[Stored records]

-- begin --

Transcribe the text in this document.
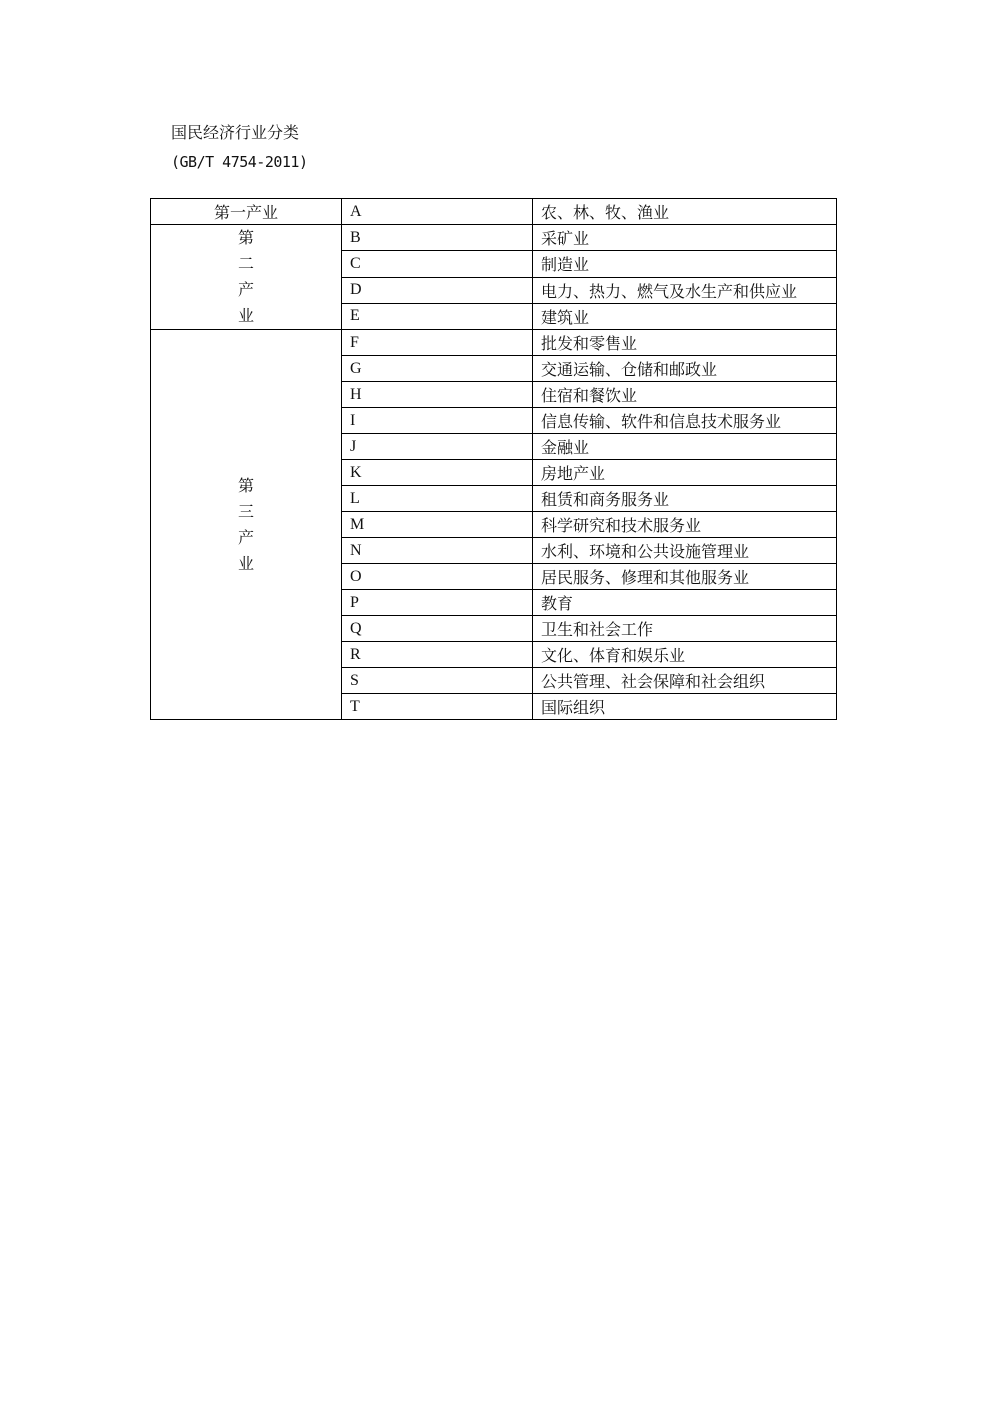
国民经济行业分类
(GB/T 4754-2011)
第一产业	A	农、林、牧、渔业

第
二
产
业	B	采矿业
	C	制造业
	D	电力、热力、燃气及水生产和供应业
	E	建筑业

第
三
产
业	F	批发和零售业
	G	交通运输、仓储和邮政业
	H	住宿和餐饮业
	I	信息传输、软件和信息技术服务业
	J	金融业
	K	房地产业
	L	租赁和商务服务业
	M	科学研究和技术服务业
	N	水利、环境和公共设施管理业
	O	居民服务、修理和其他服务业
	P	教育
	Q	卫生和社会工作
	R	文化、体育和娱乐业
	S	公共管理、社会保障和社会组织
	T	国际组织
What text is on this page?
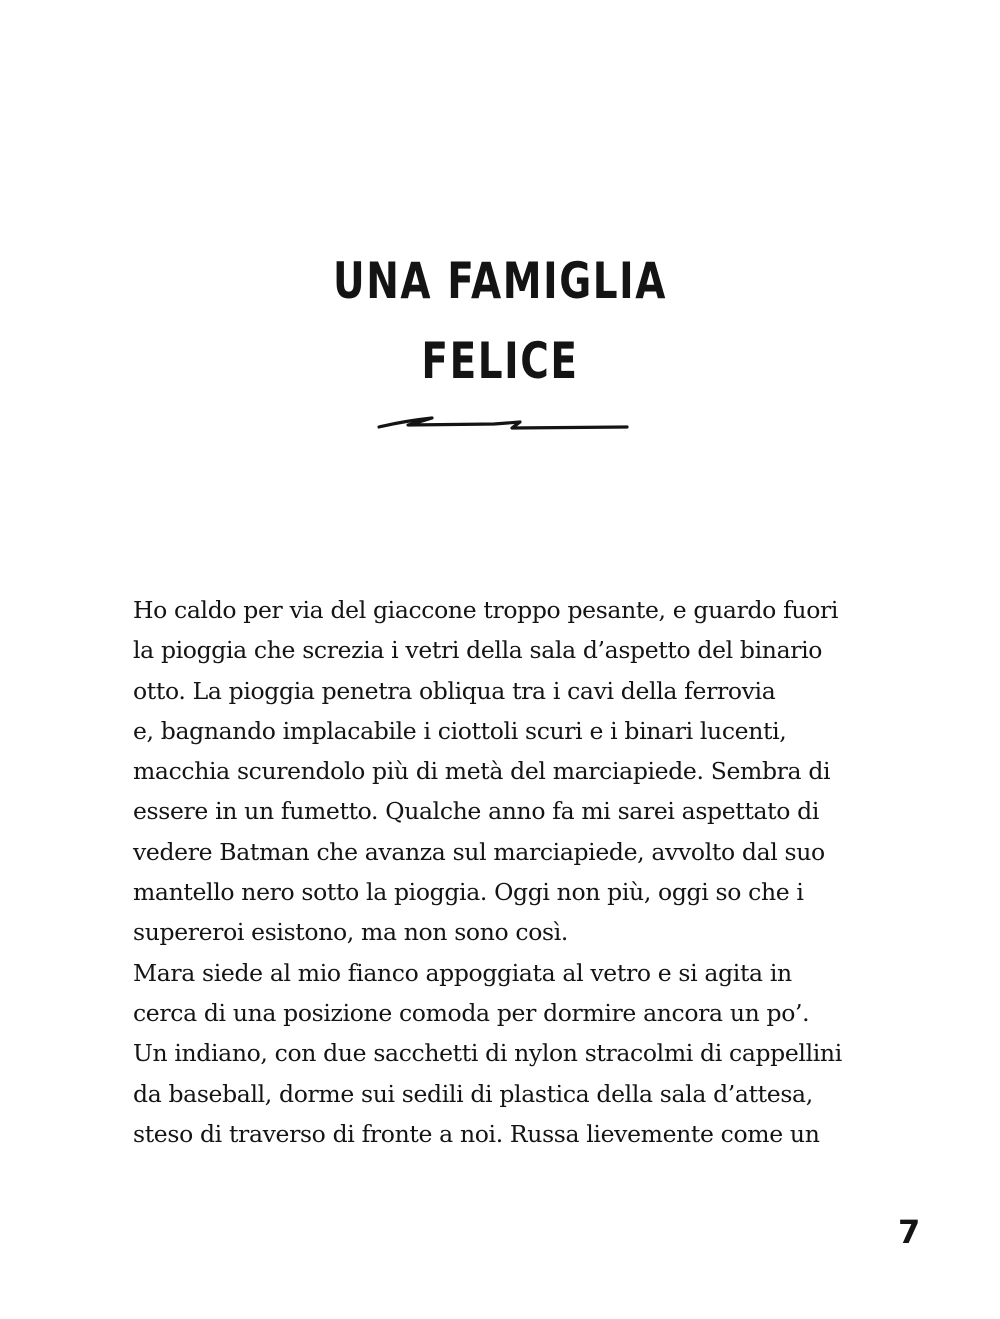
UNA FAMIGLIA
FELICE
Ho caldo per via del giaccone troppo pesante, e guardo fuori
la pioggia che screzia i vetri della sala d’aspetto del binario
otto. La pioggia penetra obliqua tra i cavi della ferrovia
e, bagnando implacabile i ciottoli scuri e i binari lucenti,
macchia scurendolo più di metà del marciapiede. Sembra di
essere in un fumetto. Qualche anno fa mi sarei aspettato di
vedere Batman che avanza sul marciapiede, avvolto dal suo
mantello nero sotto la pioggia. Oggi non più, oggi so che i
supereroi esistono, ma non sono così.
Mara siede al mio fianco appoggiata al vetro e si agita in
cerca di una posizione comoda per dormire ancora un po’.
Un indiano, con due sacchetti di nylon stracolmi di cappellini
da baseball, dorme sui sedili di plastica della sala d’attesa,
steso di traverso di fronte a noi. Russa lievemente come un
7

-- end --

• **Task to carry out**
No pictures belong in the copy: reproduce exactly the lines above from the one that contains "What text is on this page?" through the last line of the entries.

• **Complete answer**
What text is on this page?
UNA FAMIGLIA
FELICE
Ho caldo per via del giaccone troppo pesante, e guardo fuori
la pioggia che screzia i vetri della sala d’aspetto del binario
otto. La pioggia penetra obliqua tra i cavi della ferrovia
e, bagnando implacabile i ciottoli scuri e i binari lucenti,
macchia scurendolo più di metà del marciapiede. Sembra di
essere in un fumetto. Qualche anno fa mi sarei aspettato di
vedere Batman che avanza sul marciapiede, avvolto dal suo
mantello nero sotto la pioggia. Oggi non più, oggi so che i
supereroi esistono, ma non sono così.
Mara siede al mio fianco appoggiata al vetro e si agita in
cerca di una posizione comoda per dormire ancora un po’.
Un indiano, con due sacchetti di nylon stracolmi di cappellini
da baseball, dorme sui sedili di plastica della sala d’attesa,
steso di traverso di fronte a noi. Russa lievemente come un
7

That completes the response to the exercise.